DATA LISTING:
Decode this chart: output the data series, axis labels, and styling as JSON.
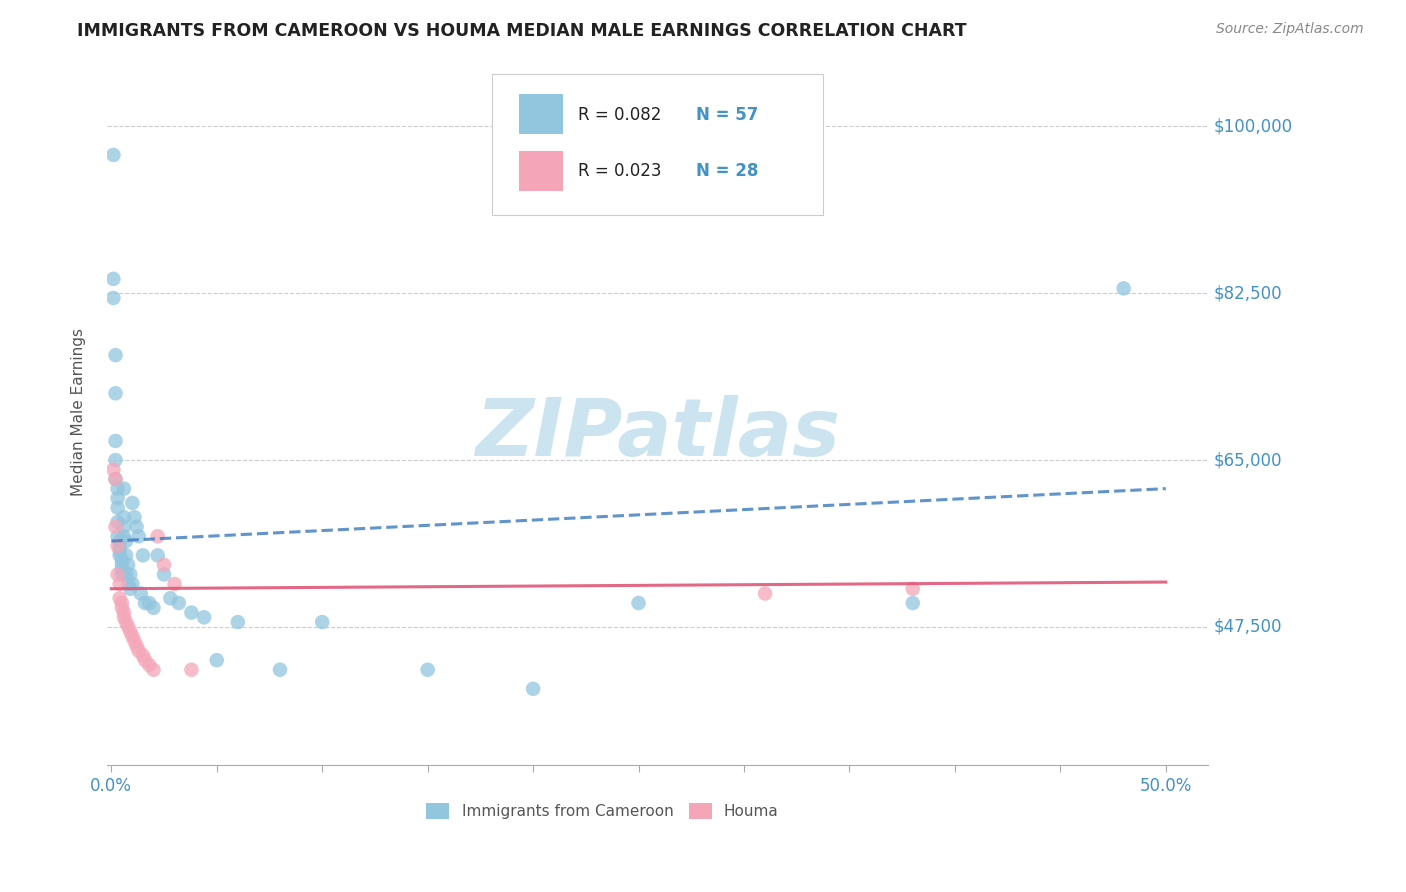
{
  "title": "IMMIGRANTS FROM CAMEROON VS HOUMA MEDIAN MALE EARNINGS CORRELATION CHART",
  "source_text": "Source: ZipAtlas.com",
  "ylabel": "Median Male Earnings",
  "ytick_labels": [
    "$47,500",
    "$65,000",
    "$82,500",
    "$100,000"
  ],
  "ytick_values": [
    47500,
    65000,
    82500,
    100000
  ],
  "ymin": 33000,
  "ymax": 107000,
  "xmin": -0.002,
  "xmax": 0.52,
  "blue_color": "#92c5de",
  "pink_color": "#f4a6b8",
  "blue_line_color": "#3a7abf",
  "pink_line_color": "#e05878",
  "axis_label_color": "#4292c6",
  "title_color": "#222222",
  "grid_color": "#cccccc",
  "watermark_color": "#cce4f0",
  "legend_R1": "R = 0.082",
  "legend_N1": "N = 57",
  "legend_R2": "R = 0.023",
  "legend_N2": "N = 28",
  "blue_scatter_x": [
    0.001,
    0.001,
    0.001,
    0.002,
    0.002,
    0.002,
    0.002,
    0.002,
    0.003,
    0.003,
    0.003,
    0.003,
    0.003,
    0.004,
    0.004,
    0.004,
    0.004,
    0.005,
    0.005,
    0.005,
    0.005,
    0.006,
    0.006,
    0.006,
    0.006,
    0.007,
    0.007,
    0.007,
    0.008,
    0.008,
    0.009,
    0.009,
    0.01,
    0.01,
    0.011,
    0.012,
    0.013,
    0.014,
    0.015,
    0.016,
    0.018,
    0.02,
    0.022,
    0.025,
    0.028,
    0.032,
    0.038,
    0.044,
    0.05,
    0.06,
    0.08,
    0.1,
    0.15,
    0.2,
    0.25,
    0.38,
    0.48
  ],
  "blue_scatter_y": [
    97000,
    84000,
    82000,
    76000,
    72000,
    67000,
    65000,
    63000,
    62000,
    61000,
    60000,
    58500,
    57000,
    56500,
    56000,
    55500,
    55000,
    54500,
    54000,
    53500,
    53000,
    62000,
    59000,
    58000,
    57000,
    56500,
    55000,
    53000,
    54000,
    52000,
    53000,
    51500,
    60500,
    52000,
    59000,
    58000,
    57000,
    51000,
    55000,
    50000,
    50000,
    49500,
    55000,
    53000,
    50500,
    50000,
    49000,
    48500,
    44000,
    48000,
    43000,
    48000,
    43000,
    41000,
    50000,
    50000,
    83000
  ],
  "pink_scatter_x": [
    0.001,
    0.002,
    0.002,
    0.003,
    0.003,
    0.004,
    0.004,
    0.005,
    0.005,
    0.006,
    0.006,
    0.007,
    0.008,
    0.009,
    0.01,
    0.011,
    0.012,
    0.013,
    0.015,
    0.016,
    0.018,
    0.02,
    0.022,
    0.025,
    0.03,
    0.038,
    0.31,
    0.38
  ],
  "pink_scatter_y": [
    64000,
    63000,
    58000,
    56000,
    53000,
    52000,
    50500,
    50000,
    49500,
    49000,
    48500,
    48000,
    47500,
    47000,
    46500,
    46000,
    45500,
    45000,
    44500,
    44000,
    43500,
    43000,
    57000,
    54000,
    52000,
    43000,
    51000,
    51500
  ],
  "blue_trend_x": [
    0.0,
    0.5
  ],
  "blue_trend_y": [
    56500,
    62000
  ],
  "pink_trend_x": [
    0.0,
    0.5
  ],
  "pink_trend_y": [
    51500,
    52200
  ],
  "xtick_positions": [
    0.0,
    0.05,
    0.1,
    0.15,
    0.2,
    0.25,
    0.3,
    0.35,
    0.4,
    0.45,
    0.5
  ]
}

THE PROBLEM:
Restate each of the entries above word for word and skip every image.

ANSWER:
Decode this chart: output the data series, axis labels, and styling as JSON.
{
  "title": "IMMIGRANTS FROM CAMEROON VS HOUMA MEDIAN MALE EARNINGS CORRELATION CHART",
  "source_text": "Source: ZipAtlas.com",
  "ylabel": "Median Male Earnings",
  "ytick_labels": [
    "$47,500",
    "$65,000",
    "$82,500",
    "$100,000"
  ],
  "ytick_values": [
    47500,
    65000,
    82500,
    100000
  ],
  "ymin": 33000,
  "ymax": 107000,
  "xmin": -0.002,
  "xmax": 0.52,
  "blue_color": "#92c5de",
  "pink_color": "#f4a6b8",
  "blue_line_color": "#3a7abf",
  "pink_line_color": "#e05878",
  "axis_label_color": "#4292c6",
  "title_color": "#222222",
  "grid_color": "#cccccc",
  "watermark_color": "#cce4f0",
  "legend_R1": "R = 0.082",
  "legend_N1": "N = 57",
  "legend_R2": "R = 0.023",
  "legend_N2": "N = 28",
  "blue_scatter_x": [
    0.001,
    0.001,
    0.001,
    0.002,
    0.002,
    0.002,
    0.002,
    0.002,
    0.003,
    0.003,
    0.003,
    0.003,
    0.003,
    0.004,
    0.004,
    0.004,
    0.004,
    0.005,
    0.005,
    0.005,
    0.005,
    0.006,
    0.006,
    0.006,
    0.006,
    0.007,
    0.007,
    0.007,
    0.008,
    0.008,
    0.009,
    0.009,
    0.01,
    0.01,
    0.011,
    0.012,
    0.013,
    0.014,
    0.015,
    0.016,
    0.018,
    0.02,
    0.022,
    0.025,
    0.028,
    0.032,
    0.038,
    0.044,
    0.05,
    0.06,
    0.08,
    0.1,
    0.15,
    0.2,
    0.25,
    0.38,
    0.48
  ],
  "blue_scatter_y": [
    97000,
    84000,
    82000,
    76000,
    72000,
    67000,
    65000,
    63000,
    62000,
    61000,
    60000,
    58500,
    57000,
    56500,
    56000,
    55500,
    55000,
    54500,
    54000,
    53500,
    53000,
    62000,
    59000,
    58000,
    57000,
    56500,
    55000,
    53000,
    54000,
    52000,
    53000,
    51500,
    60500,
    52000,
    59000,
    58000,
    57000,
    51000,
    55000,
    50000,
    50000,
    49500,
    55000,
    53000,
    50500,
    50000,
    49000,
    48500,
    44000,
    48000,
    43000,
    48000,
    43000,
    41000,
    50000,
    50000,
    83000
  ],
  "pink_scatter_x": [
    0.001,
    0.002,
    0.002,
    0.003,
    0.003,
    0.004,
    0.004,
    0.005,
    0.005,
    0.006,
    0.006,
    0.007,
    0.008,
    0.009,
    0.01,
    0.011,
    0.012,
    0.013,
    0.015,
    0.016,
    0.018,
    0.02,
    0.022,
    0.025,
    0.03,
    0.038,
    0.31,
    0.38
  ],
  "pink_scatter_y": [
    64000,
    63000,
    58000,
    56000,
    53000,
    52000,
    50500,
    50000,
    49500,
    49000,
    48500,
    48000,
    47500,
    47000,
    46500,
    46000,
    45500,
    45000,
    44500,
    44000,
    43500,
    43000,
    57000,
    54000,
    52000,
    43000,
    51000,
    51500
  ],
  "blue_trend_x": [
    0.0,
    0.5
  ],
  "blue_trend_y": [
    56500,
    62000
  ],
  "pink_trend_x": [
    0.0,
    0.5
  ],
  "pink_trend_y": [
    51500,
    52200
  ],
  "xtick_positions": [
    0.0,
    0.05,
    0.1,
    0.15,
    0.2,
    0.25,
    0.3,
    0.35,
    0.4,
    0.45,
    0.5
  ]
}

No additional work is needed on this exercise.